» Aim
Copy out all lines that hold "point".

'''

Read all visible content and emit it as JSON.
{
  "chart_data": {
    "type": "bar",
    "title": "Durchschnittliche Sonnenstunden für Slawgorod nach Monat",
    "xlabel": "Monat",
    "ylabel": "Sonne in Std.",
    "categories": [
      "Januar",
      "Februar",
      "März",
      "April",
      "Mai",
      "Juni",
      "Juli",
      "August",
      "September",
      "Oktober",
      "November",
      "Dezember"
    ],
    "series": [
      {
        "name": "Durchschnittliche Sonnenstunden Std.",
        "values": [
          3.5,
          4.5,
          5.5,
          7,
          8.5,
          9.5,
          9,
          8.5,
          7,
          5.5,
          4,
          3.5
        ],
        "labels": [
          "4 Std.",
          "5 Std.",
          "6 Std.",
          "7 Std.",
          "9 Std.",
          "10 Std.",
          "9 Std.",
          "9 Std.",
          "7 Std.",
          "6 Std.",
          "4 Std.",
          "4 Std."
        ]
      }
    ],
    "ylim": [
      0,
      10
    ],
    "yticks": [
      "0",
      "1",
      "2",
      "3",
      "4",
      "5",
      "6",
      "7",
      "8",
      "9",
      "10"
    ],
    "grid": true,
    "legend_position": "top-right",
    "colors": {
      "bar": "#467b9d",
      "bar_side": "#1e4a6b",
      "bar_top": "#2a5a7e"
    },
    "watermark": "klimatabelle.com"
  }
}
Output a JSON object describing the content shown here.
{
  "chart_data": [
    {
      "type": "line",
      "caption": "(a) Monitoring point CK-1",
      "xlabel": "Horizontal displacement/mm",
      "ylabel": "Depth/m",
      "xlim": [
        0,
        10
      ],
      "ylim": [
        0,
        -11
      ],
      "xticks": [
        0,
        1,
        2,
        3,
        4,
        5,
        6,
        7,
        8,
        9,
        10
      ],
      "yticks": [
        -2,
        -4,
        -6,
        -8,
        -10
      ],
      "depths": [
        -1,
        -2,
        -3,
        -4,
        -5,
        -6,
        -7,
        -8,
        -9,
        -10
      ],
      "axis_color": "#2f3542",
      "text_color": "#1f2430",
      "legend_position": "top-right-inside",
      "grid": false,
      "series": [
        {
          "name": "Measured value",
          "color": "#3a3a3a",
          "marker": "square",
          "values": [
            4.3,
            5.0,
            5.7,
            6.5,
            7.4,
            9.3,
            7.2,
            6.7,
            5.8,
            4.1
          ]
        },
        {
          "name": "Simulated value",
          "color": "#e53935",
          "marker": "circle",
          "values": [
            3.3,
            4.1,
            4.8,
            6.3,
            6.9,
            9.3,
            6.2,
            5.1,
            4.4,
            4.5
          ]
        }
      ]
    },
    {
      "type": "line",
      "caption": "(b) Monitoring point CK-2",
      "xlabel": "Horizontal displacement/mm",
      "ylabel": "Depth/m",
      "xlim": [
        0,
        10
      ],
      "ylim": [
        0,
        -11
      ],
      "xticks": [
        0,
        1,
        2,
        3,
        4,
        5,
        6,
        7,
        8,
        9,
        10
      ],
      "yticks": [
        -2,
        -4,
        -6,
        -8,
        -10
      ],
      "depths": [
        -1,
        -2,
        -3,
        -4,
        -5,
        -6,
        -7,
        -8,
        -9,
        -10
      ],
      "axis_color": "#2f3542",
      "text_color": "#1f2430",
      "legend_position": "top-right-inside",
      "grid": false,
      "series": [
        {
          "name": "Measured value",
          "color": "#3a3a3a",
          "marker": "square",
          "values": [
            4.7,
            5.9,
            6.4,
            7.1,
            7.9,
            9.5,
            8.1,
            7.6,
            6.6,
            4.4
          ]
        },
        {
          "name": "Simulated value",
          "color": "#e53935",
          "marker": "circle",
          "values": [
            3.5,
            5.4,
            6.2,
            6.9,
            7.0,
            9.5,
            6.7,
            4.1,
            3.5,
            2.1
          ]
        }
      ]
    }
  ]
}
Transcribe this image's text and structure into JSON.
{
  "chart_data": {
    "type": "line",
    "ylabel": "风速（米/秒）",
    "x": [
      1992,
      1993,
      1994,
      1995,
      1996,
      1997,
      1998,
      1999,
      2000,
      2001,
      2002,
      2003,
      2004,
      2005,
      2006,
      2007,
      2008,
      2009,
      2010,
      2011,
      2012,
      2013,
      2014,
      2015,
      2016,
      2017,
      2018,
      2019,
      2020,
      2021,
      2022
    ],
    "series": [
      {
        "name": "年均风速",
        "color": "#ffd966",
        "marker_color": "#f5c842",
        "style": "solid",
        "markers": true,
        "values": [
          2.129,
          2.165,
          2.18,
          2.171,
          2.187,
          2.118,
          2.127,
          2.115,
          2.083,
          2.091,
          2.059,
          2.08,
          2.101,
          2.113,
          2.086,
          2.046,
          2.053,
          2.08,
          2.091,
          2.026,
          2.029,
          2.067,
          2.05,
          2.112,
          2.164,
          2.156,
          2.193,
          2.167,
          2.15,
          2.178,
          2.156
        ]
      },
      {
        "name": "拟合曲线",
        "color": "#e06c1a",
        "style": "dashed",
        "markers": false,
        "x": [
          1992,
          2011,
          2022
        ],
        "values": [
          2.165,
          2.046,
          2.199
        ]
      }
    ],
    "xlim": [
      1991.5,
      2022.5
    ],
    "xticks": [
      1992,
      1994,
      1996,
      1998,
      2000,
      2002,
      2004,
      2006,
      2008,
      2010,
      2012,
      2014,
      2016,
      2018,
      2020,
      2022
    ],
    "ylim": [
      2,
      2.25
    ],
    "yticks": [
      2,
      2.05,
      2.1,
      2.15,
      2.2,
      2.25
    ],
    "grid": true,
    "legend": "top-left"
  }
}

'''

» Problem solution
      "caption": "(a) Monitoring point CK-1",
      "caption": "(b) Monitoring point CK-2",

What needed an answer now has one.